## [To be done]
Copy, from the entries below, each line where the word "temperatures" can be found.

-------------------------

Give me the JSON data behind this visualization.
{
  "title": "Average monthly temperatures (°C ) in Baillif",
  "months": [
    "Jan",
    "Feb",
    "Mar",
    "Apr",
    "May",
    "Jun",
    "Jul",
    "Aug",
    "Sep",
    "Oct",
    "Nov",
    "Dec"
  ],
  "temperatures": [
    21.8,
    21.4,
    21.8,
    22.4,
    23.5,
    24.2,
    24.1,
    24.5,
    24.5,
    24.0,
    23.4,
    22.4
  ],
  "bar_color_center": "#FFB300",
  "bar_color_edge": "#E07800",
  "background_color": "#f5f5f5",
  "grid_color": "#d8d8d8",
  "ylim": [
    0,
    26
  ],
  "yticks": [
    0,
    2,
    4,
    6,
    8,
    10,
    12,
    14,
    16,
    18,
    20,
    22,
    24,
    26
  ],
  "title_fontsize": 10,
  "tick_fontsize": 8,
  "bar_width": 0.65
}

-------------------------

## [Task response]
  "title": "Average monthly temperatures (°C ) in Baillif",
  "temperatures": [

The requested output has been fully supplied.